__TASK DIRECTIONS__. Your job is to retype all of the data word for word, leaving every image out.

━━━━━ THE RECORDS ━━━━━

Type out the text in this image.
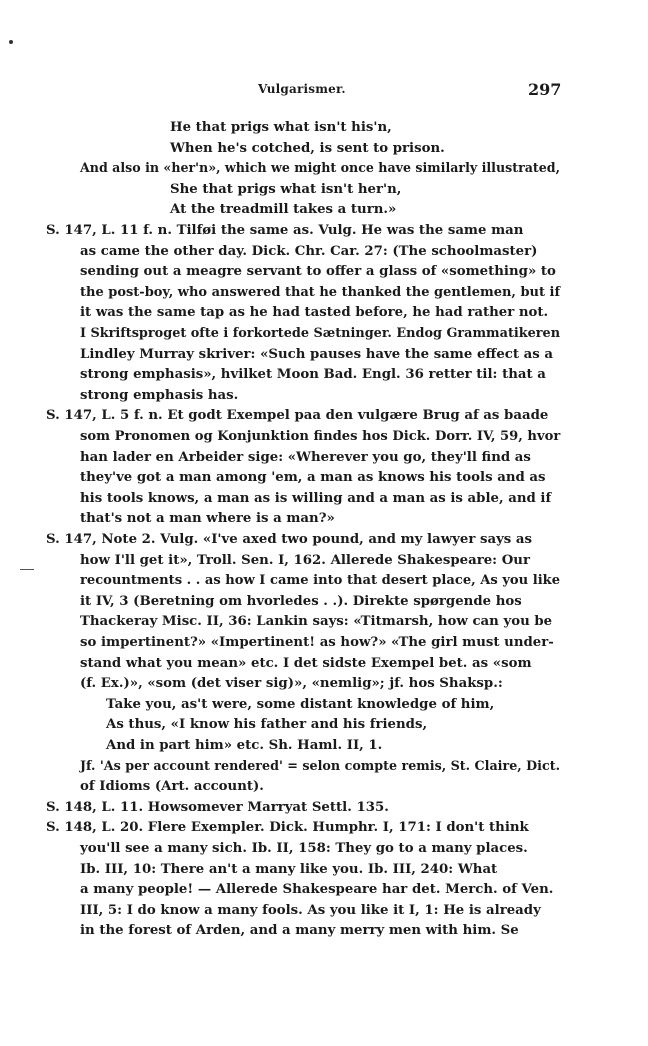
Vulgarismer.	297
He that prigs what isn't his'n,
When he's cotched, is sent to prison.
And also in «her'n», which we might once have similarly illustrated,
She that prigs what isn't her'n,
At the treadmill takes a turn.»
S. 147, L. 11 f. n. Tilføi the same as. Vulg. He was the same man
as came the other day. Dick. Chr. Car. 27: (The schoolmaster)
sending out a meagre servant to offer a glass of «something» to
the post-boy, who answered that he thanked the gentlemen, but if
it was the same tap as he had tasted before, he had rather not.
I Skriftsproget ofte i forkortede Sætninger. Endog Grammatikeren
Lindley Murray skriver: «Such pauses have the same effect as a
strong emphasis», hvilket Moon Bad. Engl. 36 retter til: that a
strong emphasis has.
S. 147, L. 5 f. n. Et godt Exempel paa den vulgære Brug af as baade
som Pronomen og Konjunktion findes hos Dick. Dorr. IV, 59, hvor
han lader en Arbeider sige: «Wherever you go, they'll find as
they've got a man among 'em, a man as knows his tools and as
his tools knows, a man as is willing and a man as is able, and if
that's not a man where is a man?»
S. 147, Note 2. Vulg. «I've axed two pound, and my lawyer says as
how I'll get it», Troll. Sen. I, 162. Allerede Shakespeare: Our
recountments . . as how I came into that desert place, As you like
it IV, 3 (Beretning om hvorledes . .). Direkte spørgende hos
Thackeray Misc. II, 36: Lankin says: «Titmarsh, how can you be
so impertinent?» «Impertinent! as how?» «The girl must under-
stand what you mean» etc. I det sidste Exempel bet. as «som
(f. Ex.)», «som (det viser sig)», «nemlig»; jf. hos Shaksp.:
Take you, as't were, some distant knowledge of him,
As thus, «I know his father and his friends,
And in part him» etc. Sh. Haml. II, 1.
Jf. 'As per account rendered' = selon compte remis, St. Claire, Dict.
of Idioms (Art. account).
S. 148, L. 11. Howsomever Marryat Settl. 135.
S. 148, L. 20. Flere Exempler. Dick. Humphr. I, 171: I don't think
you'll see a many sich. Ib. II, 158: They go to a many places.
Ib. III, 10: There an't a many like you. Ib. III, 240: What
a many people! — Allerede Shakespeare har det. Merch. of Ven.
III, 5: I do know a many fools. As you like it I, 1: He is already
in the forest of Arden, and a many merry men with him. Se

━━━━━

__RESULT__.
Type out the text in this image.
Vulgarismer.	297
He that prigs what isn't his'n,
When he's cotched, is sent to prison.
And also in «her'n», which we might once have similarly illustrated,
She that prigs what isn't her'n,
At the treadmill takes a turn.»
S. 147, L. 11 f. n. Tilføi the same as. Vulg. He was the same man
as came the other day. Dick. Chr. Car. 27: (The schoolmaster)
sending out a meagre servant to offer a glass of «something» to
the post-boy, who answered that he thanked the gentlemen, but if
it was the same tap as he had tasted before, he had rather not.
I Skriftsproget ofte i forkortede Sætninger. Endog Grammatikeren
Lindley Murray skriver: «Such pauses have the same effect as a
strong emphasis», hvilket Moon Bad. Engl. 36 retter til: that a
strong emphasis has.
S. 147, L. 5 f. n. Et godt Exempel paa den vulgære Brug af as baade
som Pronomen og Konjunktion findes hos Dick. Dorr. IV, 59, hvor
han lader en Arbeider sige: «Wherever you go, they'll find as
they've got a man among 'em, a man as knows his tools and as
his tools knows, a man as is willing and a man as is able, and if
that's not a man where is a man?»
S. 147, Note 2. Vulg. «I've axed two pound, and my lawyer says as
how I'll get it», Troll. Sen. I, 162. Allerede Shakespeare: Our
recountments . . as how I came into that desert place, As you like
it IV, 3 (Beretning om hvorledes . .). Direkte spørgende hos
Thackeray Misc. II, 36: Lankin says: «Titmarsh, how can you be
so impertinent?» «Impertinent! as how?» «The girl must under-
stand what you mean» etc. I det sidste Exempel bet. as «som
(f. Ex.)», «som (det viser sig)», «nemlig»; jf. hos Shaksp.:
Take you, as't were, some distant knowledge of him,
As thus, «I know his father and his friends,
And in part him» etc. Sh. Haml. II, 1.
Jf. 'As per account rendered' = selon compte remis, St. Claire, Dict.
of Idioms (Art. account).
S. 148, L. 11. Howsomever Marryat Settl. 135.
S. 148, L. 20. Flere Exempler. Dick. Humphr. I, 171: I don't think
you'll see a many sich. Ib. II, 158: They go to a many places.
Ib. III, 10: There an't a many like you. Ib. III, 240: What
a many people! — Allerede Shakespeare har det. Merch. of Ven.
III, 5: I do know a many fools. As you like it I, 1: He is already
in the forest of Arden, and a many merry men with him. Se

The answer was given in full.